>> begin DATA FOR PROCESSING
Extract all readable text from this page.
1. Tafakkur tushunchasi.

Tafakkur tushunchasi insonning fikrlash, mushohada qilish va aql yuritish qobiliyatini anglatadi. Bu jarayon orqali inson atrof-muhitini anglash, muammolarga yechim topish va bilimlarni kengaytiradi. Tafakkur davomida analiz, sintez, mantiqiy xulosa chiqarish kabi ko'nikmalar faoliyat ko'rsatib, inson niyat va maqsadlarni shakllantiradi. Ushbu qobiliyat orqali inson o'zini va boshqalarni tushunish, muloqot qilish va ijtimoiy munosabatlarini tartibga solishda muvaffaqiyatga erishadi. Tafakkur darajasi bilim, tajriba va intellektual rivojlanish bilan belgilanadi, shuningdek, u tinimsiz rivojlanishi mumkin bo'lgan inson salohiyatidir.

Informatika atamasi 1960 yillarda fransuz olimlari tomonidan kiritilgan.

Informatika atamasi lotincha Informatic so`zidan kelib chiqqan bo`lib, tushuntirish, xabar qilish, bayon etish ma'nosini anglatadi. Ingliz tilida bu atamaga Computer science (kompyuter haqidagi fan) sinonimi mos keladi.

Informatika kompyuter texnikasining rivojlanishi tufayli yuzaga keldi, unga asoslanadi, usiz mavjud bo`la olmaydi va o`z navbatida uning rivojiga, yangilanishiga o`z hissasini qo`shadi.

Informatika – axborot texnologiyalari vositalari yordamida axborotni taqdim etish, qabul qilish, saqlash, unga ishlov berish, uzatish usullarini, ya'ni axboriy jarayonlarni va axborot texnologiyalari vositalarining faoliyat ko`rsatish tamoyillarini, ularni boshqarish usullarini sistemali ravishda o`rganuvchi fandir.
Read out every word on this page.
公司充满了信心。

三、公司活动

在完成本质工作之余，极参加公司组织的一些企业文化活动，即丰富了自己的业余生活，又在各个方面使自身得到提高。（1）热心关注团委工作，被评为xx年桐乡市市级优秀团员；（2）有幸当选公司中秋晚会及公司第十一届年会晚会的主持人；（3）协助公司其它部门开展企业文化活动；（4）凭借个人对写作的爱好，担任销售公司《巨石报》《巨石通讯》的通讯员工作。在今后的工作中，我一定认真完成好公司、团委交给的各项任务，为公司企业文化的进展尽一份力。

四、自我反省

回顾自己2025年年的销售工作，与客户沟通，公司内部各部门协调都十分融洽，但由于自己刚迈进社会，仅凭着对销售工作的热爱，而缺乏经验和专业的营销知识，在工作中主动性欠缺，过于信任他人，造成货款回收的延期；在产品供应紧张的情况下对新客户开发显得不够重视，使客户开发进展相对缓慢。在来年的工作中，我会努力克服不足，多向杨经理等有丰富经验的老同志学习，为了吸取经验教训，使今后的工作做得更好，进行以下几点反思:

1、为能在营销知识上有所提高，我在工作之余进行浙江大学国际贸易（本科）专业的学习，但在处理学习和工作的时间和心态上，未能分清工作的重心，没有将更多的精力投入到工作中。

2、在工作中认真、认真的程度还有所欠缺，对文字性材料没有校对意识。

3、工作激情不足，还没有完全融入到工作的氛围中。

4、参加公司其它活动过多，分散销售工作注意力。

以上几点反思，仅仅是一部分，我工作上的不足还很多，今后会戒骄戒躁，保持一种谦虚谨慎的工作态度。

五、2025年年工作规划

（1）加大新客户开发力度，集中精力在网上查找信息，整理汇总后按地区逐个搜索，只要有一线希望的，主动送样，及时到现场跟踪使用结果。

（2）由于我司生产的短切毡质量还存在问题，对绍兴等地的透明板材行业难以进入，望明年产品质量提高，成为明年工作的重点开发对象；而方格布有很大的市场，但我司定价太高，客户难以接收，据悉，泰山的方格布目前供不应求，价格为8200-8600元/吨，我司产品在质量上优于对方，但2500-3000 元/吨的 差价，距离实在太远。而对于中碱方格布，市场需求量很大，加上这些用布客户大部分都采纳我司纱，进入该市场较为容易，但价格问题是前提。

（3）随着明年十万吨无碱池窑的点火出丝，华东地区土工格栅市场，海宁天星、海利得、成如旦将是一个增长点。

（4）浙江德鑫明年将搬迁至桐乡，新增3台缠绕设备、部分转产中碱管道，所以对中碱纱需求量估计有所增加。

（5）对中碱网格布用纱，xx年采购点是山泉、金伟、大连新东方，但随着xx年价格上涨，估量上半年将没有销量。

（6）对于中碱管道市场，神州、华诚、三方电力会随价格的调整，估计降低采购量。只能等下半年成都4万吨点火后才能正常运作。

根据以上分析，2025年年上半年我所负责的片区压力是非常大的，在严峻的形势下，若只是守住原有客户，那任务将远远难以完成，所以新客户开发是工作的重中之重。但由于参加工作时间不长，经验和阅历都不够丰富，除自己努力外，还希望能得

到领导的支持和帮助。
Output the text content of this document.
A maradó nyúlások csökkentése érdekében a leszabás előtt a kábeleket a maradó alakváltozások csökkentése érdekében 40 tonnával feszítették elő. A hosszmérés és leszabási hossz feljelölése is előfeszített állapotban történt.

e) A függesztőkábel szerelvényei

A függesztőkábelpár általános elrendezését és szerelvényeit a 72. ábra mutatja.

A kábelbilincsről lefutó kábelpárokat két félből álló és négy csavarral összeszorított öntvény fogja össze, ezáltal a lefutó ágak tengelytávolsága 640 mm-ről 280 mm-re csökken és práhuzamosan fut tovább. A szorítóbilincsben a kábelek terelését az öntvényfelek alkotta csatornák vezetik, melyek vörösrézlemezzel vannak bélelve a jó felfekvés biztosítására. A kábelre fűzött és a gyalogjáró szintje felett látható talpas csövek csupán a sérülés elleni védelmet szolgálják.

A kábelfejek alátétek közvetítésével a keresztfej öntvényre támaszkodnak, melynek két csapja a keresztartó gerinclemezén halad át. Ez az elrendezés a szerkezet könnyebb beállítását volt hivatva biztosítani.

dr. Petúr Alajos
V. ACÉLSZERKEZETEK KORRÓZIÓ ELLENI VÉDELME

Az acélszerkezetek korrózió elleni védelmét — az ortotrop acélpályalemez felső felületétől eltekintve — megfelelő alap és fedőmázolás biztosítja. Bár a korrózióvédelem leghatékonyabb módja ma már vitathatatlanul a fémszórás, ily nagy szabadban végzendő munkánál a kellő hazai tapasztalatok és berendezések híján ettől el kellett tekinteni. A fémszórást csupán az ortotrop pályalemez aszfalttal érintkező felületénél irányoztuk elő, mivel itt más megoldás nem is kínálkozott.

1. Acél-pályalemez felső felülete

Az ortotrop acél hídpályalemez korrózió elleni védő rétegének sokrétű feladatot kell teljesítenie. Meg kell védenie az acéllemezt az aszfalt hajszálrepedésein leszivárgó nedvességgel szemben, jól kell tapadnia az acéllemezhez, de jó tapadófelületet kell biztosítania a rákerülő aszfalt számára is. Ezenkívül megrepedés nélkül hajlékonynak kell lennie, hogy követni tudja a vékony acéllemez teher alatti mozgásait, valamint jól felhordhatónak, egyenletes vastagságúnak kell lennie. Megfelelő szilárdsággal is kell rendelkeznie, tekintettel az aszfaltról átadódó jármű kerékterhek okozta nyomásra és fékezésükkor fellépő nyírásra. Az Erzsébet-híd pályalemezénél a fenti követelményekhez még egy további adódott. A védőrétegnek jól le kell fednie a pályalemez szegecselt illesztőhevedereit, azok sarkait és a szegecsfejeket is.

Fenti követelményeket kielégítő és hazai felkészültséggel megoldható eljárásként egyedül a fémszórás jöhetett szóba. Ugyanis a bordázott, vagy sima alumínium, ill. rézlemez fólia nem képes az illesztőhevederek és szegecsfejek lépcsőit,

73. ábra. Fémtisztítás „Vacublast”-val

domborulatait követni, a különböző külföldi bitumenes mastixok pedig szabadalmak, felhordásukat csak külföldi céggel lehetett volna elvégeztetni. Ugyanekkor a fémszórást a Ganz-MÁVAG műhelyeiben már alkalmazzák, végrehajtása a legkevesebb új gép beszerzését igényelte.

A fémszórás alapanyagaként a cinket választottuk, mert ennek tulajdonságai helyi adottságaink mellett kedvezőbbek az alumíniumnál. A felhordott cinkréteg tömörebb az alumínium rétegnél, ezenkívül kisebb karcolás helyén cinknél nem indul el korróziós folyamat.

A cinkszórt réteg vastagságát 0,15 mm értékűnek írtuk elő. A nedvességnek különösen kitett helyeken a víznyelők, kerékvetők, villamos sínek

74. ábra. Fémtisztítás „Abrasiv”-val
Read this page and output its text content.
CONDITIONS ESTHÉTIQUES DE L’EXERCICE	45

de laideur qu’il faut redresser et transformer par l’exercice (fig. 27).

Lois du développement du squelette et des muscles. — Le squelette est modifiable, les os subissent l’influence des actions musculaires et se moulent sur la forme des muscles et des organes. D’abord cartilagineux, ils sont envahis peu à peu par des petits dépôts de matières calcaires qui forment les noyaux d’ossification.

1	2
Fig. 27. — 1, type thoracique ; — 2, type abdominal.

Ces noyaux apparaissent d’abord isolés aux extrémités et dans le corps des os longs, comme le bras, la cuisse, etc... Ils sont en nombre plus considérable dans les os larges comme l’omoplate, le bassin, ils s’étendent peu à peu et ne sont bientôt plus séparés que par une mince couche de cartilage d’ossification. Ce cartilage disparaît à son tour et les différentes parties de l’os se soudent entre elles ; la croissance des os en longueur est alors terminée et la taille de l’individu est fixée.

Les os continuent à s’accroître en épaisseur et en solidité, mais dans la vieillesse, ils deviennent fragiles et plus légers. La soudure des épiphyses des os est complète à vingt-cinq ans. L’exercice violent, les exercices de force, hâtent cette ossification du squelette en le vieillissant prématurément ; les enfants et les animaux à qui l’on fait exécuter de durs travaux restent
>> end DATA FOR PROCESSING
__GIVEN PROBLEM__
Count every line bearing the word "text"; report the total only.

__EXERCISE RESPONSE__
3